> [Some records]

____

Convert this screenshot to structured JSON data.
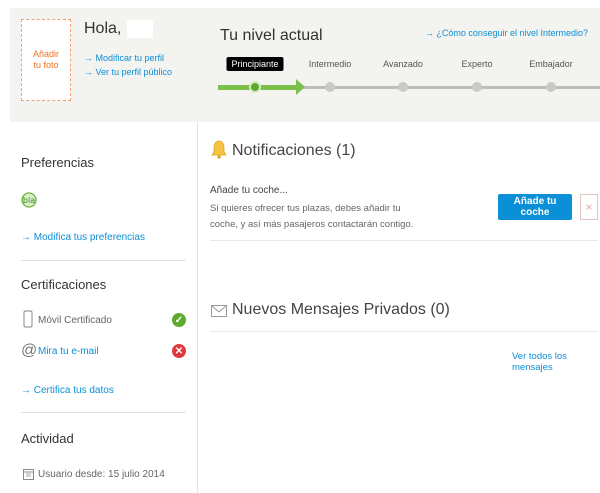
{
  "header": {
    "photo_label": "Añadir tu foto",
    "greeting": "Hola,",
    "edit_profile": "→ Modificar tu perfil",
    "view_profile": "→ Ver tu perfil público",
    "level_title": "Tu nivel actual",
    "level_link": "→ ¿Cómo conseguir el nivel Intermedio?",
    "levels": [
      "Principiante",
      "Intermedio",
      "Avanzado",
      "Experto",
      "Embajador"
    ],
    "current_level": "Principiante"
  },
  "sidebar": {
    "preferences_title": "Preferencias",
    "preferences_link": "→ Modifica tus preferencias",
    "certifications_title": "Certificaciones",
    "mobile_label": "Móvil Certificado",
    "email_link": "Mira tu e-mail",
    "certify_link": "→ Certifica tus datos",
    "activity_title": "Actividad",
    "member_since": "Usuario desde: 15 julio 2014"
  },
  "main": {
    "notifications_title": "Notificaciones (1)",
    "notification_heading": "Añade tu coche...",
    "notification_body": "Si quieres ofrecer tus plazas, debes añadir tu coche, y así más pasajeros contactarán contigo.",
    "add_car_button": "Añade tu coche",
    "close_glyph": "×",
    "messages_title": "Nuevos Mensajes Privados (0)",
    "view_all_link": "Ver todos los mensajes"
  },
  "colors": {
    "accent_blue": "#0b8fd6",
    "green": "#7cc04b",
    "orange": "#f07020",
    "red": "#e0393e"
  }
}
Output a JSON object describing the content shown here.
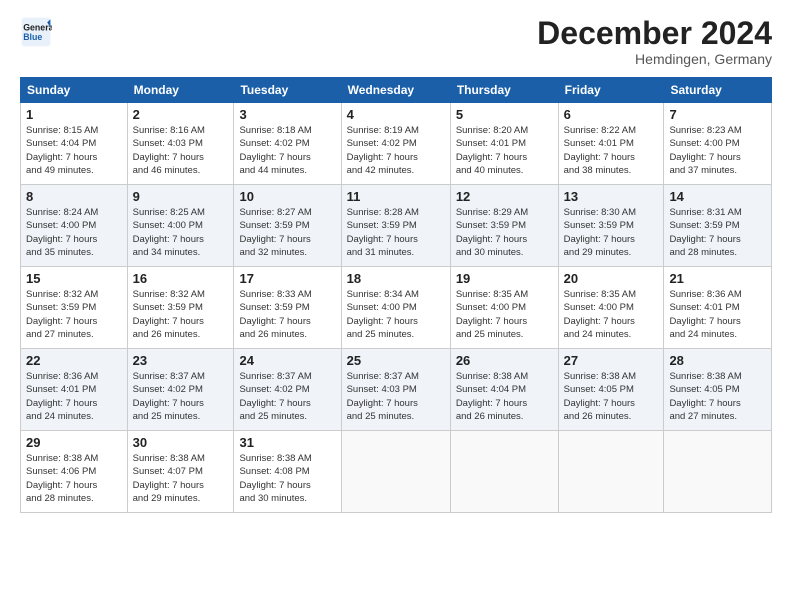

____

> [The request] Within the listing above, copy each line that has the string "Principiante".

> [Finished exercise]
      "Principiante",
    "current_level": "Principiante"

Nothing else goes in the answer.